Records from a data collection
--*--
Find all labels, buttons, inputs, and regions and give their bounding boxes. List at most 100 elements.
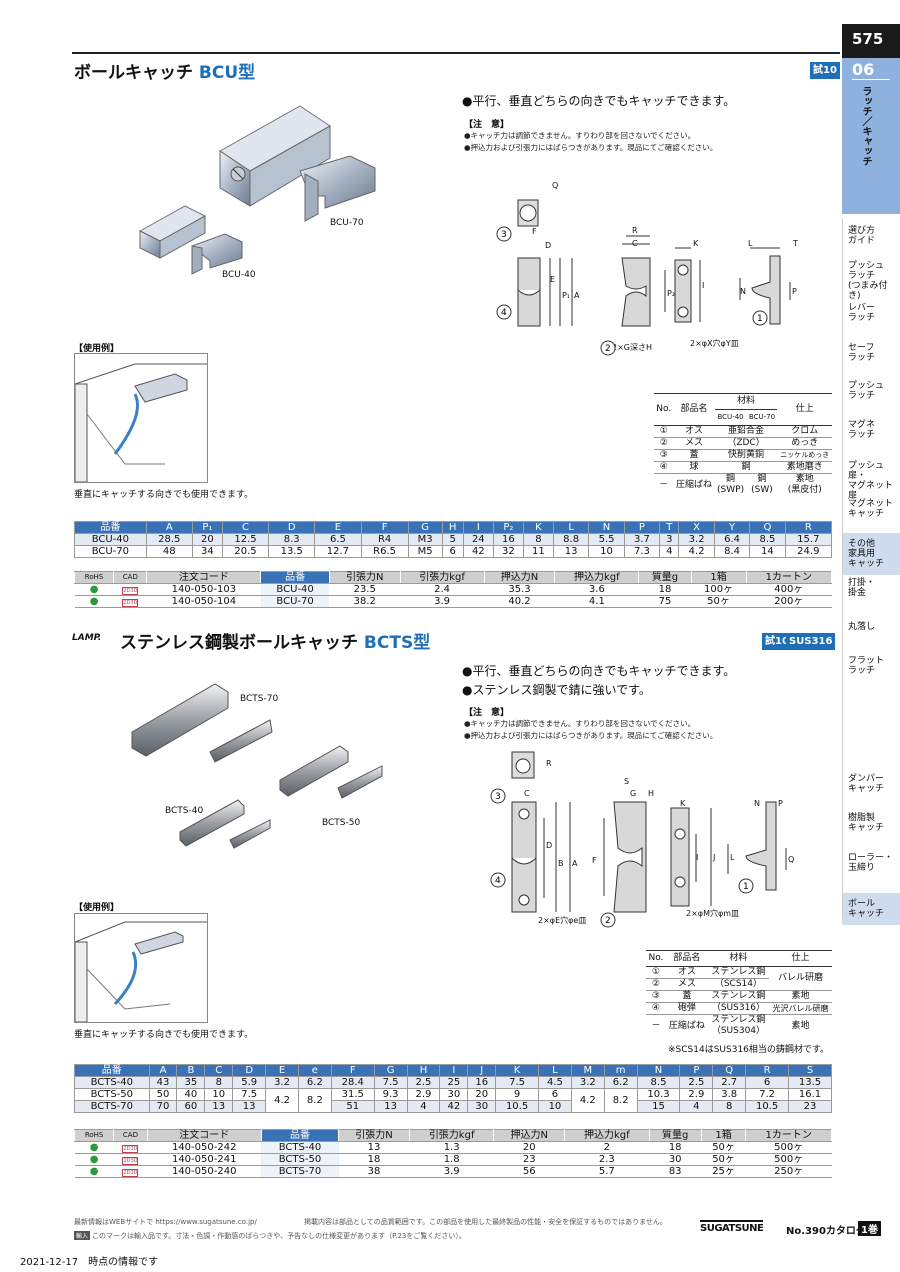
order-cell: 30 xyxy=(649,1153,702,1166)
order-header: 押込力N xyxy=(493,1129,566,1142)
order-cell[interactable]: 140-050-242 xyxy=(147,1141,262,1154)
s1-photo-label-bcu70: BCU-70 xyxy=(330,218,364,228)
svg-text:P₁: P₁ xyxy=(562,291,570,300)
spec-header: M xyxy=(570,1064,605,1077)
spec-header: m xyxy=(603,1064,638,1077)
order-cell[interactable]: 140-050-103 xyxy=(146,583,261,596)
spec-cell: BCU-40 xyxy=(74,533,147,546)
sidebar-item[interactable]: レバー ラッチ xyxy=(848,303,876,323)
s1-usage-figure xyxy=(74,353,208,483)
order-header: 質量g xyxy=(638,571,692,584)
order-cell: 38.2 xyxy=(329,595,400,608)
sidebar-item[interactable]: ダンパー キャッチ xyxy=(848,774,885,794)
spec-header: K xyxy=(522,521,554,534)
spec-cell: 35 xyxy=(176,1076,206,1089)
rohs-icon: ● xyxy=(74,1165,114,1178)
spec-header: A xyxy=(148,1064,178,1077)
spec-cell: 43 xyxy=(148,1076,178,1089)
spec-cell: 20.5 xyxy=(221,545,270,558)
svg-text:1: 1 xyxy=(743,882,749,892)
cad-icon[interactable]: 2D3D xyxy=(113,595,147,608)
spec-header: P xyxy=(623,521,661,534)
sidebar-item[interactable]: マグネット キャッチ xyxy=(848,499,894,519)
order-cell: 500ヶ xyxy=(745,1153,832,1166)
sidebar-item[interactable]: ローラー・ 玉締り xyxy=(848,853,894,873)
cad-icon[interactable]: 2D3D xyxy=(113,583,147,596)
spec-cell: 48 xyxy=(145,545,193,558)
svg-text:2: 2 xyxy=(605,916,611,926)
order-cell[interactable]: 140-050-104 xyxy=(146,595,261,608)
spec-header: Q xyxy=(712,1064,747,1077)
spec-cell: 24.9 xyxy=(784,545,833,558)
order-cell[interactable]: 140-050-241 xyxy=(147,1153,262,1166)
sidebar-item[interactable]: 打掛・ 掛金 xyxy=(848,578,876,598)
sidebar-item[interactable]: プッシュ ラッチ xyxy=(848,381,885,401)
sidebar-item[interactable]: フラット ラッチ xyxy=(848,656,885,676)
svg-text:I: I xyxy=(702,281,704,290)
order-header: 1カートン xyxy=(745,1129,832,1142)
order-header: 引張力N xyxy=(328,571,401,584)
spec-cell: 20 xyxy=(467,1088,497,1101)
order-header: 押込力kgf xyxy=(564,1129,650,1142)
cad-icon[interactable]: 2D3D xyxy=(113,1153,148,1166)
order-header: 押込力N xyxy=(483,571,556,584)
spec-cell: R6.5 xyxy=(360,545,409,558)
spec-cell: 30 xyxy=(439,1088,469,1101)
spec-cell: 16 xyxy=(492,533,524,546)
svg-text:F: F xyxy=(532,227,537,236)
spec-cell: 2.9 xyxy=(406,1088,441,1101)
order-header: 注文コード xyxy=(146,571,262,584)
spec-cell: 28.5 xyxy=(145,533,193,546)
svg-text:P₂: P₂ xyxy=(667,289,675,298)
order-header: 引張力kgf xyxy=(399,571,485,584)
order-header: 1箱 xyxy=(700,1129,747,1142)
catalog-label: No.390カタログ xyxy=(786,1226,866,1237)
s2-feature-1: ●平行、垂直どちらの向きでもキャッチできます。 xyxy=(462,664,736,678)
sidebar-item[interactable]: プッシュ扉・ マグネット扉 xyxy=(848,461,894,501)
svg-text:K: K xyxy=(680,799,686,808)
spec-cell: 6.5 xyxy=(314,533,362,546)
chapter-tab[interactable]: 06 ラッチ／キャッチ xyxy=(842,58,900,214)
spec-cell: 4.2 xyxy=(678,545,715,558)
s1-usage-title: 【使用例】 xyxy=(74,344,120,354)
sidebar-item[interactable]: ボール キャッチ xyxy=(842,893,900,925)
sidebar-item[interactable]: マグネ ラッチ xyxy=(848,420,876,440)
spec-cell: 10 xyxy=(588,545,625,558)
sidebar-item[interactable]: 丸落し xyxy=(848,622,876,632)
order-cell: BCTS-70 xyxy=(261,1165,339,1178)
cad-icon[interactable]: 2D3D xyxy=(113,1141,148,1154)
rohs-icon: ● xyxy=(74,583,114,596)
order-cell: 100ヶ xyxy=(691,583,747,596)
spec-header: I xyxy=(462,521,494,534)
order-cell: 75 xyxy=(638,595,692,608)
sidebar-item[interactable]: その他 家具用 キャッチ xyxy=(842,533,900,575)
cad-icon[interactable]: 2D3D xyxy=(113,1165,148,1178)
spec-cell: 4 xyxy=(659,545,680,558)
s1-caution-2: ●押込力および引張力にはばらつきがあります。現品にてご確認ください。 xyxy=(464,143,718,152)
spec-cell: 42 xyxy=(439,1100,469,1113)
spec-cell: 13 xyxy=(552,545,590,558)
s1-usage-caption: 垂直にキャッチする向きでも使用できます。 xyxy=(74,490,254,500)
spec-cell: BCTS-40 xyxy=(74,1076,150,1089)
spec-header: F xyxy=(360,521,409,534)
sidebar-item[interactable]: プッシュ ラッチ (つまみ付き) xyxy=(848,261,888,301)
sidebar-item[interactable]: 選び方 ガイド xyxy=(848,226,876,246)
sidebar-item[interactable]: 樹脂製 キャッチ xyxy=(848,813,885,833)
spec-cell: 8.2 xyxy=(297,1088,332,1113)
order-cell[interactable]: 140-050-240 xyxy=(147,1165,262,1178)
svg-text:E: E xyxy=(550,275,555,284)
spec-cell: 8 xyxy=(522,533,554,546)
spec-cell: 3.2 xyxy=(265,1076,299,1089)
s2-photo-label-bcts40: BCTS-40 xyxy=(165,806,204,816)
order-cell: 500ヶ xyxy=(745,1141,832,1154)
sidebar-item[interactable]: セーフ ラッチ xyxy=(848,343,876,363)
order-cell: BCTS-40 xyxy=(261,1141,339,1154)
spec-cell: 3 xyxy=(659,533,680,546)
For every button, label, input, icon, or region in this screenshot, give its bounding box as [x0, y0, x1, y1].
--*--
Short exercise: Reproduce every line of the entries above without any changes, but leave the pictures out.

Answer to the problem:
Find all labels, buttons, inputs, and regions and give their bounding boxes. List at most 100 elements.
order-cell: 30 xyxy=(649,1153,702,1166)
order-header: 押込力N xyxy=(493,1129,566,1142)
order-cell[interactable]: 140-050-242 xyxy=(147,1141,262,1154)
s1-photo-label-bcu70: BCU-70 xyxy=(330,218,364,228)
svg-text:P₁: P₁ xyxy=(562,291,570,300)
spec-header: M xyxy=(570,1064,605,1077)
spec-header: m xyxy=(603,1064,638,1077)
order-cell[interactable]: 140-050-103 xyxy=(146,583,261,596)
spec-cell: BCU-40 xyxy=(74,533,147,546)
sidebar-item[interactable]: レバー ラッチ xyxy=(848,303,876,323)
s1-usage-figure xyxy=(74,353,208,483)
order-header: 質量g xyxy=(638,571,692,584)
order-cell: 38.2 xyxy=(329,595,400,608)
sidebar-item[interactable]: ダンパー キャッチ xyxy=(848,774,885,794)
spec-header: K xyxy=(522,521,554,534)
spec-cell: 35 xyxy=(176,1076,206,1089)
rohs-icon: ● xyxy=(74,1165,114,1178)
spec-header: A xyxy=(148,1064,178,1077)
spec-cell: 43 xyxy=(148,1076,178,1089)
spec-cell: 20.5 xyxy=(221,545,270,558)
svg-text:1: 1 xyxy=(743,882,749,892)
cad-icon[interactable]: 2D3D xyxy=(113,595,147,608)
spec-header: P xyxy=(623,521,661,534)
sidebar-item[interactable]: マグネット キャッチ xyxy=(848,499,894,519)
order-cell: 500ヶ xyxy=(745,1153,832,1166)
sidebar-item[interactable]: ローラー・ 玉締り xyxy=(848,853,894,873)
cad-icon[interactable]: 2D3D xyxy=(113,583,147,596)
spec-cell: 48 xyxy=(145,545,193,558)
svg-text:2: 2 xyxy=(605,916,611,926)
order-cell[interactable]: 140-050-104 xyxy=(146,595,261,608)
spec-header: Q xyxy=(712,1064,747,1077)
spec-cell: 24.9 xyxy=(784,545,833,558)
order-cell[interactable]: 140-050-241 xyxy=(147,1153,262,1166)
sidebar-item[interactable]: 打掛・ 掛金 xyxy=(848,578,876,598)
sidebar-item[interactable]: プッシュ ラッチ xyxy=(848,381,885,401)
sidebar-item[interactable]: フラット ラッチ xyxy=(848,656,885,676)
svg-text:I: I xyxy=(702,281,704,290)
order-header: 1カートン xyxy=(745,1129,832,1142)
order-header: 引張力N xyxy=(328,571,401,584)
spec-cell: 20 xyxy=(467,1088,497,1101)
order-header: 押込力kgf xyxy=(564,1129,650,1142)
cad-icon[interactable]: 2D3D xyxy=(113,1153,148,1166)
order-header: 押込力N xyxy=(483,571,556,584)
spec-cell: R6.5 xyxy=(360,545,409,558)
spec-cell: 30 xyxy=(439,1088,469,1101)
spec-cell: 16 xyxy=(492,533,524,546)
svg-text:F: F xyxy=(532,227,537,236)
spec-cell: 2.9 xyxy=(406,1088,441,1101)
order-header: 注文コード xyxy=(146,571,262,584)
spec-cell: 28.5 xyxy=(145,533,193,546)
svg-text:P₂: P₂ xyxy=(667,289,675,298)
order-header: 引張力kgf xyxy=(399,571,485,584)
order-header: 1箱 xyxy=(700,1129,747,1142)
catalog-label: No.390カタログ xyxy=(786,1226,866,1237)
s2-feature-1: ●平行、垂直どちらの向きでもキャッチできます。 xyxy=(462,664,736,678)
sidebar-item[interactable]: プッシュ扉・ マグネット扉 xyxy=(848,461,894,501)
svg-text:K: K xyxy=(680,799,686,808)
spec-cell: 6.5 xyxy=(314,533,362,546)
chapter-tab[interactable]: 06 ラッチ／キャッチ xyxy=(842,58,900,214)
spec-cell: 4.2 xyxy=(678,545,715,558)
s1-usage-title: 【使用例】 xyxy=(74,344,120,354)
sidebar-item[interactable]: ボール キャッチ xyxy=(842,893,900,925)
sidebar-item[interactable]: マグネ ラッチ xyxy=(848,420,876,440)
spec-cell: 10 xyxy=(588,545,625,558)
sidebar-item[interactable]: 丸落し xyxy=(848,622,876,632)
order-cell: BCTS-70 xyxy=(261,1165,339,1178)
cad-icon[interactable]: 2D3D xyxy=(113,1141,148,1154)
rohs-icon: ● xyxy=(74,583,114,596)
order-cell: 100ヶ xyxy=(691,583,747,596)
spec-header: I xyxy=(462,521,494,534)
order-cell: 75 xyxy=(638,595,692,608)
sidebar-item[interactable]: その他 家具用 キャッチ xyxy=(842,533,900,575)
cad-icon[interactable]: 2D3D xyxy=(113,1165,148,1178)
spec-cell: 4 xyxy=(659,545,680,558)
s1-caution-2: ●押込力および引張力にはばらつきがあります。現品にてご確認ください。 xyxy=(464,143,718,152)
spec-cell: 42 xyxy=(439,1100,469,1113)
spec-cell: 13 xyxy=(552,545,590,558)
s1-usage-caption: 垂直にキャッチする向きでも使用できます。 xyxy=(74,490,254,500)
spec-cell: BCTS-40 xyxy=(74,1076,150,1089)
spec-header: F xyxy=(360,521,409,534)
sidebar-item[interactable]: プッシュ ラッチ (つまみ付き) xyxy=(848,261,888,301)
sidebar-item[interactable]: 選び方 ガイド xyxy=(848,226,876,246)
sidebar-item[interactable]: 樹脂製 キャッチ xyxy=(848,813,885,833)
spec-cell: 8.2 xyxy=(297,1088,332,1113)
order-cell[interactable]: 140-050-240 xyxy=(147,1165,262,1178)
svg-text:E: E xyxy=(550,275,555,284)
spec-cell: 8 xyxy=(522,533,554,546)
spec-cell: 3.2 xyxy=(265,1076,299,1089)
s2-photo-label-bcts40: BCTS-40 xyxy=(165,806,204,816)
order-cell: 500ヶ xyxy=(745,1141,832,1154)
sidebar-item[interactable]: セーフ ラッチ xyxy=(848,343,876,363)
order-cell: BCTS-40 xyxy=(261,1141,339,1154)
spec-cell: 3 xyxy=(659,533,680,546)
For every button, label, input, icon, or region in this screenshot, give its bounding box as [x0, y0, x1, y1].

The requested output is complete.